Required work
A verbatim repeat of the records beneath this line is needed.

Excerpted records
━━━━

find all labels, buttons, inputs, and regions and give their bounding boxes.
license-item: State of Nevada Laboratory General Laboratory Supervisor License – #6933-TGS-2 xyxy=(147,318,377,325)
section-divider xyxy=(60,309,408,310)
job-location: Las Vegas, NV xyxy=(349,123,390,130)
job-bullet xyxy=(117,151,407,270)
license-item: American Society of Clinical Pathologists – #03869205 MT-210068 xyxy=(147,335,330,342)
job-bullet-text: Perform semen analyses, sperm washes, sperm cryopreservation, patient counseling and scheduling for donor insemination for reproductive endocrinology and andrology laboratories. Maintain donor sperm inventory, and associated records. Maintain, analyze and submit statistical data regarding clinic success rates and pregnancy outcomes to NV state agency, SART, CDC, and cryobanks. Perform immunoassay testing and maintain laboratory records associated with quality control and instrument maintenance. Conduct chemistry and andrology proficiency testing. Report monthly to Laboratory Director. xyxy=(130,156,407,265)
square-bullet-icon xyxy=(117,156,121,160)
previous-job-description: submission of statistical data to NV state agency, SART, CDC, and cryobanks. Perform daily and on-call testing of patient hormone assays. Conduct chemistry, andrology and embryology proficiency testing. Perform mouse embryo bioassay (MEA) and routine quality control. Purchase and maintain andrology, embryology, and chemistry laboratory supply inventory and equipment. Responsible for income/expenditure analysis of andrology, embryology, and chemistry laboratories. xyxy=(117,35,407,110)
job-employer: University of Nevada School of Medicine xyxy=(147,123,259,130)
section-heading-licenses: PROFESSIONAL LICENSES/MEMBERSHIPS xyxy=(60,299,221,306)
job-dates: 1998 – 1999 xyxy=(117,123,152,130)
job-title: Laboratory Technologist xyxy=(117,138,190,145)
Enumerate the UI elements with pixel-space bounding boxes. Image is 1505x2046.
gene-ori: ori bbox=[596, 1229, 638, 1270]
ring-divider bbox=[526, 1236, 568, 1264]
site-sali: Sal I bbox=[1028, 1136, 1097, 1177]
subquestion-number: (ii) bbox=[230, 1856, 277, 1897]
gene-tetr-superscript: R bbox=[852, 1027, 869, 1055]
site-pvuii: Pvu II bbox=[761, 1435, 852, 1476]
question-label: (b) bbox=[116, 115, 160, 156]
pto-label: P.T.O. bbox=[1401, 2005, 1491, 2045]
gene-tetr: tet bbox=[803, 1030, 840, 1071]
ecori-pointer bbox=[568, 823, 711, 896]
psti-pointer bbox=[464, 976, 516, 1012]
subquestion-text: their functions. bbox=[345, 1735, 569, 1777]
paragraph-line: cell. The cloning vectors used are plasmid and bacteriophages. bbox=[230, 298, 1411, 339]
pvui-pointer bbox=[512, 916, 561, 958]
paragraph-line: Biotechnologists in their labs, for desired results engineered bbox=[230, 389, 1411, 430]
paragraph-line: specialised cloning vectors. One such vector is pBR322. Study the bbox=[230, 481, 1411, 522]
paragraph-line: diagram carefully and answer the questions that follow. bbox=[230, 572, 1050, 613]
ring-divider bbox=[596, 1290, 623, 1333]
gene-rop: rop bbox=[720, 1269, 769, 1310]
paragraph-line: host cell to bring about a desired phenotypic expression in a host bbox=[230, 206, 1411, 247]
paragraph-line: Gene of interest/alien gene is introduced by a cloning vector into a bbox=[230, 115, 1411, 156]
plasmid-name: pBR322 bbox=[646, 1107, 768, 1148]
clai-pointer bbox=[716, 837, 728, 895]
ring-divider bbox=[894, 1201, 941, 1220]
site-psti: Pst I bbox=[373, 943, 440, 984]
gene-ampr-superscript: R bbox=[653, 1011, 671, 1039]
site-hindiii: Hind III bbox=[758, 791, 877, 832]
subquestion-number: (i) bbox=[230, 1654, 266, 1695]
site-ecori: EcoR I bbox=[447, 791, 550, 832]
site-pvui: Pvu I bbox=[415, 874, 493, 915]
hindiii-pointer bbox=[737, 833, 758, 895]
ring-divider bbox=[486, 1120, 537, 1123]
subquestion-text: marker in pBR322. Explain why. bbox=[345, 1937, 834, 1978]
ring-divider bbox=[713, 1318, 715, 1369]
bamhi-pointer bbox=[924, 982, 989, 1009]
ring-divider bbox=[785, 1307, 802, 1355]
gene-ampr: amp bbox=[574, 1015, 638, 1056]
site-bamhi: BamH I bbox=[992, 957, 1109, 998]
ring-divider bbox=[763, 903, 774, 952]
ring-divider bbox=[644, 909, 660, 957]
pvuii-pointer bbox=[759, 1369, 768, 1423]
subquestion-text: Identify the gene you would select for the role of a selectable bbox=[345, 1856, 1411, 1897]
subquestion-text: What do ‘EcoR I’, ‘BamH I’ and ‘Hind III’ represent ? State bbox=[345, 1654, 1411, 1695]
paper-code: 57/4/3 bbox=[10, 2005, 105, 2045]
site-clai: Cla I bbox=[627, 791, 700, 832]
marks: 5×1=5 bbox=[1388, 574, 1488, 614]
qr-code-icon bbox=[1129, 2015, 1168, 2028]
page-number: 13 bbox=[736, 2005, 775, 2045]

━━━━

Answer
find all labels, buttons, inputs, and regions and give their bounding boxes.
license-item: State of Nevada Laboratory General Laboratory Supervisor License – #6933-TGS-2 xyxy=(147,318,377,325)
section-divider xyxy=(60,309,408,310)
job-location: Las Vegas, NV xyxy=(349,123,390,130)
job-bullet xyxy=(117,151,407,270)
license-item: American Society of Clinical Pathologists – #03869205 MT-210068 xyxy=(147,335,330,342)
job-bullet-text: Perform semen analyses, sperm washes, sperm cryopreservation, patient counseling and scheduling for donor insemination for reproductive endocrinology and andrology laboratories. Maintain donor sperm inventory, and associated records. Maintain, analyze and submit statistical data regarding clinic success rates and pregnancy outcomes to NV state agency, SART, CDC, and cryobanks. Perform immunoassay testing and maintain laboratory records associated with quality control and instrument maintenance. Conduct chemistry and andrology proficiency testing. Report monthly to Laboratory Director. xyxy=(130,156,407,265)
square-bullet-icon xyxy=(117,156,121,160)
previous-job-description: submission of statistical data to NV state agency, SART, CDC, and cryobanks. Perform daily and on-call testing of patient hormone assays. Conduct chemistry, andrology and embryology proficiency testing. Perform mouse embryo bioassay (MEA) and routine quality control. Purchase and maintain andrology, embryology, and chemistry laboratory supply inventory and equipment. Responsible for income/expenditure analysis of andrology, embryology, and chemistry laboratories. xyxy=(117,35,407,110)
job-employer: University of Nevada School of Medicine xyxy=(147,123,259,130)
section-heading-licenses: PROFESSIONAL LICENSES/MEMBERSHIPS xyxy=(60,299,221,306)
job-dates: 1998 – 1999 xyxy=(117,123,152,130)
job-title: Laboratory Technologist xyxy=(117,138,190,145)
Enumerate the UI elements with pixel-space bounding boxes. Image is 1505x2046.
gene-ori: ori bbox=[596, 1229, 638, 1270]
ring-divider bbox=[526, 1236, 568, 1264]
site-sali: Sal I bbox=[1028, 1136, 1097, 1177]
subquestion-number: (ii) bbox=[230, 1856, 277, 1897]
gene-tetr-superscript: R bbox=[852, 1027, 869, 1055]
site-pvuii: Pvu II bbox=[761, 1435, 852, 1476]
question-label: (b) bbox=[116, 115, 160, 156]
pto-label: P.T.O. bbox=[1401, 2005, 1491, 2045]
gene-tetr: tet bbox=[803, 1030, 840, 1071]
ecori-pointer bbox=[568, 823, 711, 896]
psti-pointer bbox=[464, 976, 516, 1012]
subquestion-text: their functions. bbox=[345, 1735, 569, 1777]
paragraph-line: cell. The cloning vectors used are plasmid and bacteriophages. bbox=[230, 298, 1411, 339]
pvui-pointer bbox=[512, 916, 561, 958]
paragraph-line: Biotechnologists in their labs, for desired results engineered bbox=[230, 389, 1411, 430]
paragraph-line: specialised cloning vectors. One such vector is pBR322. Study the bbox=[230, 481, 1411, 522]
paragraph-line: diagram carefully and answer the questions that follow. bbox=[230, 572, 1050, 613]
ring-divider bbox=[596, 1290, 623, 1333]
gene-rop: rop bbox=[720, 1269, 769, 1310]
paragraph-line: host cell to bring about a desired phenotypic expression in a host bbox=[230, 206, 1411, 247]
paragraph-line: Gene of interest/alien gene is introduced by a cloning vector into a bbox=[230, 115, 1411, 156]
plasmid-name: pBR322 bbox=[646, 1107, 768, 1148]
clai-pointer bbox=[716, 837, 728, 895]
ring-divider bbox=[894, 1201, 941, 1220]
site-psti: Pst I bbox=[373, 943, 440, 984]
gene-ampr-superscript: R bbox=[653, 1011, 671, 1039]
site-hindiii: Hind III bbox=[758, 791, 877, 832]
subquestion-number: (i) bbox=[230, 1654, 266, 1695]
site-ecori: EcoR I bbox=[447, 791, 550, 832]
site-pvui: Pvu I bbox=[415, 874, 493, 915]
hindiii-pointer bbox=[737, 833, 758, 895]
ring-divider bbox=[486, 1120, 537, 1123]
subquestion-text: marker in pBR322. Explain why. bbox=[345, 1937, 834, 1978]
ring-divider bbox=[713, 1318, 715, 1369]
bamhi-pointer bbox=[924, 982, 989, 1009]
ring-divider bbox=[785, 1307, 802, 1355]
gene-ampr: amp bbox=[574, 1015, 638, 1056]
site-bamhi: BamH I bbox=[992, 957, 1109, 998]
ring-divider bbox=[763, 903, 774, 952]
ring-divider bbox=[644, 909, 660, 957]
pvuii-pointer bbox=[759, 1369, 768, 1423]
subquestion-text: Identify the gene you would select for the role of a selectable bbox=[345, 1856, 1411, 1897]
subquestion-text: What do ‘EcoR I’, ‘BamH I’ and ‘Hind III’ represent ? State bbox=[345, 1654, 1411, 1695]
paper-code: 57/4/3 bbox=[10, 2005, 105, 2045]
site-clai: Cla I bbox=[627, 791, 700, 832]
marks: 5×1=5 bbox=[1388, 574, 1488, 614]
qr-code-icon bbox=[1129, 2015, 1168, 2028]
page-number: 13 bbox=[736, 2005, 775, 2045]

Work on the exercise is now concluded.